Can you reproduce every line of the material below word for word, leaving nothing out and changing nothing?

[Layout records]

——

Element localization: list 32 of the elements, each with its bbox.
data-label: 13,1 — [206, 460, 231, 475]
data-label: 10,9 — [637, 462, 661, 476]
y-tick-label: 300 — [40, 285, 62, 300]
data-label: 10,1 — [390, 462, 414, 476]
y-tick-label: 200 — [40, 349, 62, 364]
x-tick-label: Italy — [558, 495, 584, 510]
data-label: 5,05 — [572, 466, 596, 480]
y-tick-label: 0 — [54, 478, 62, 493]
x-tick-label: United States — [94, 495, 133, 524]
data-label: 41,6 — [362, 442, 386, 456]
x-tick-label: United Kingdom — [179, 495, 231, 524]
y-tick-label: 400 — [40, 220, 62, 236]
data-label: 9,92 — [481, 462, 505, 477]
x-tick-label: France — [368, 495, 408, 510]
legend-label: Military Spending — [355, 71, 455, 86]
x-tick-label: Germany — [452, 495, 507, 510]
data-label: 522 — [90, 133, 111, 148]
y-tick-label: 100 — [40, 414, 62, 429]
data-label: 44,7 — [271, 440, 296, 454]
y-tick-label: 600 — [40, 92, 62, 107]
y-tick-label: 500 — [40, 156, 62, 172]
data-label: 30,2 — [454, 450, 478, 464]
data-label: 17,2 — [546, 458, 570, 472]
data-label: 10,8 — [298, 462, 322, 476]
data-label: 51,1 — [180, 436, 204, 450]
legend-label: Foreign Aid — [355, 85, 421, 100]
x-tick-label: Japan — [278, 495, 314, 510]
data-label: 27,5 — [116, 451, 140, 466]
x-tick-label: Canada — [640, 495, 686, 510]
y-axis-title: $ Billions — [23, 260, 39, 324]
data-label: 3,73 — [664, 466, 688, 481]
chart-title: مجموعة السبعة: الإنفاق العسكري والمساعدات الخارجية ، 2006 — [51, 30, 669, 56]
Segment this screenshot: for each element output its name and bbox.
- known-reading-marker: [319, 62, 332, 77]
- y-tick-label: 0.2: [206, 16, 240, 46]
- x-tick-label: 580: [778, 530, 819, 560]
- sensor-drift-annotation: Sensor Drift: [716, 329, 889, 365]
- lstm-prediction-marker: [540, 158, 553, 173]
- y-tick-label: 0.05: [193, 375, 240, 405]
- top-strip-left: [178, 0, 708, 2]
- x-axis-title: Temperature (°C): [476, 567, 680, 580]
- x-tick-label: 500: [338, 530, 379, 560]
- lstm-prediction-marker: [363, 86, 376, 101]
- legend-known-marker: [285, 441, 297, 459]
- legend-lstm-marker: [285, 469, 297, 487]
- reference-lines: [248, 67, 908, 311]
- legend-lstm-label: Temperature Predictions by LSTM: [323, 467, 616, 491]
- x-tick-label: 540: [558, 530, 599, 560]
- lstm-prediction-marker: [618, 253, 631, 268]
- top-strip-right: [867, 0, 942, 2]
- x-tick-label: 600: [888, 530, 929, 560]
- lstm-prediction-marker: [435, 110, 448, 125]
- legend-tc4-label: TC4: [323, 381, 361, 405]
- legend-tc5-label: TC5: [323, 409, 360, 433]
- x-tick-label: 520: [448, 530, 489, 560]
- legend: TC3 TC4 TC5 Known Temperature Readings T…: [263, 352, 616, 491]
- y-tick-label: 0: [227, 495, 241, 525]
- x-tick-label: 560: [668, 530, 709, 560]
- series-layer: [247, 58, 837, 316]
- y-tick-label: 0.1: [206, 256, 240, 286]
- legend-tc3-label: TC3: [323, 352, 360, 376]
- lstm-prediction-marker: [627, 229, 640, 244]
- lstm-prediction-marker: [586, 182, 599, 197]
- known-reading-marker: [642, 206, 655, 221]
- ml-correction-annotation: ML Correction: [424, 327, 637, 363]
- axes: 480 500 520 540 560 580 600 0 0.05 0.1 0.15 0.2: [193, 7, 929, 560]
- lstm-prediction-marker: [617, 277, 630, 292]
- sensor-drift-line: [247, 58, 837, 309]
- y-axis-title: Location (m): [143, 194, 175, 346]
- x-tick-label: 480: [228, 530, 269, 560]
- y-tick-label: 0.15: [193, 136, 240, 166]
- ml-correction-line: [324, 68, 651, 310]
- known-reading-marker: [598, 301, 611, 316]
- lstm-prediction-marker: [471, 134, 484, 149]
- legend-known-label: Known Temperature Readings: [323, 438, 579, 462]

——

= Solution for this exercise =
Element localization: list 32 of the elements, each with its bbox.
data-label: 13,1 — [206, 460, 231, 475]
data-label: 10,9 — [637, 462, 661, 476]
y-tick-label: 300 — [40, 285, 62, 300]
data-label: 10,1 — [390, 462, 414, 476]
y-tick-label: 200 — [40, 349, 62, 364]
x-tick-label: Italy — [558, 495, 584, 510]
data-label: 5,05 — [572, 466, 596, 480]
y-tick-label: 0 — [54, 478, 62, 493]
x-tick-label: United States — [94, 495, 133, 524]
data-label: 41,6 — [362, 442, 386, 456]
x-tick-label: United Kingdom — [179, 495, 231, 524]
y-tick-label: 400 — [40, 220, 62, 236]
data-label: 9,92 — [481, 462, 505, 477]
x-tick-label: France — [368, 495, 408, 510]
legend-label: Military Spending — [355, 71, 455, 86]
x-tick-label: Germany — [452, 495, 507, 510]
data-label: 522 — [90, 133, 111, 148]
y-tick-label: 100 — [40, 414, 62, 429]
data-label: 44,7 — [271, 440, 296, 454]
y-tick-label: 600 — [40, 92, 62, 107]
y-tick-label: 500 — [40, 156, 62, 172]
data-label: 30,2 — [454, 450, 478, 464]
data-label: 17,2 — [546, 458, 570, 472]
data-label: 10,8 — [298, 462, 322, 476]
data-label: 51,1 — [180, 436, 204, 450]
legend-label: Foreign Aid — [355, 85, 421, 100]
x-tick-label: Japan — [278, 495, 314, 510]
data-label: 27,5 — [116, 451, 140, 466]
x-tick-label: Canada — [640, 495, 686, 510]
y-axis-title: $ Billions — [23, 260, 39, 324]
data-label: 3,73 — [664, 466, 688, 481]
chart-title: مجموعة السبعة: الإنفاق العسكري والمساعدات الخارجية ، 2006 — [51, 30, 669, 56]
Segment this screenshot: for each element output its name and bbox.
- known-reading-marker: [319, 62, 332, 77]
- y-tick-label: 0.2: [206, 16, 240, 46]
- x-tick-label: 580: [778, 530, 819, 560]
- sensor-drift-annotation: Sensor Drift: [716, 329, 889, 365]
- lstm-prediction-marker: [540, 158, 553, 173]
- y-tick-label: 0.05: [193, 375, 240, 405]
- top-strip-left: [178, 0, 708, 2]
- x-axis-title: Temperature (°C): [476, 567, 680, 580]
- x-tick-label: 500: [338, 530, 379, 560]
- lstm-prediction-marker: [363, 86, 376, 101]
- legend-known-marker: [285, 441, 297, 459]
- legend-lstm-marker: [285, 469, 297, 487]
- reference-lines: [248, 67, 908, 311]
- legend-lstm-label: Temperature Predictions by LSTM: [323, 467, 616, 491]
- x-tick-label: 540: [558, 530, 599, 560]
- lstm-prediction-marker: [618, 253, 631, 268]
- top-strip-right: [867, 0, 942, 2]
- x-tick-label: 600: [888, 530, 929, 560]
- lstm-prediction-marker: [435, 110, 448, 125]
- legend-tc4-label: TC4: [323, 381, 361, 405]
- legend-tc5-label: TC5: [323, 409, 360, 433]
- x-tick-label: 520: [448, 530, 489, 560]
- legend: TC3 TC4 TC5 Known Temperature Readings T…: [263, 352, 616, 491]
- y-tick-label: 0: [227, 495, 241, 525]
- x-tick-label: 560: [668, 530, 709, 560]
- series-layer: [247, 58, 837, 316]
- y-tick-label: 0.1: [206, 256, 240, 286]
- legend-tc3-label: TC3: [323, 352, 360, 376]
- lstm-prediction-marker: [627, 229, 640, 244]
- lstm-prediction-marker: [586, 182, 599, 197]
- known-reading-marker: [642, 206, 655, 221]
- ml-correction-annotation: ML Correction: [424, 327, 637, 363]
- axes: 480 500 520 540 560 580 600 0 0.05 0.1 0.15 0.2: [193, 7, 929, 560]
- lstm-prediction-marker: [617, 277, 630, 292]
- sensor-drift-line: [247, 58, 837, 309]
- y-axis-title: Location (m): [143, 194, 175, 346]
- x-tick-label: 480: [228, 530, 269, 560]
- y-tick-label: 0.15: [193, 136, 240, 166]
- ml-correction-line: [324, 68, 651, 310]
- known-reading-marker: [598, 301, 611, 316]
- lstm-prediction-marker: [471, 134, 484, 149]
- legend-known-label: Known Temperature Readings: [323, 438, 579, 462]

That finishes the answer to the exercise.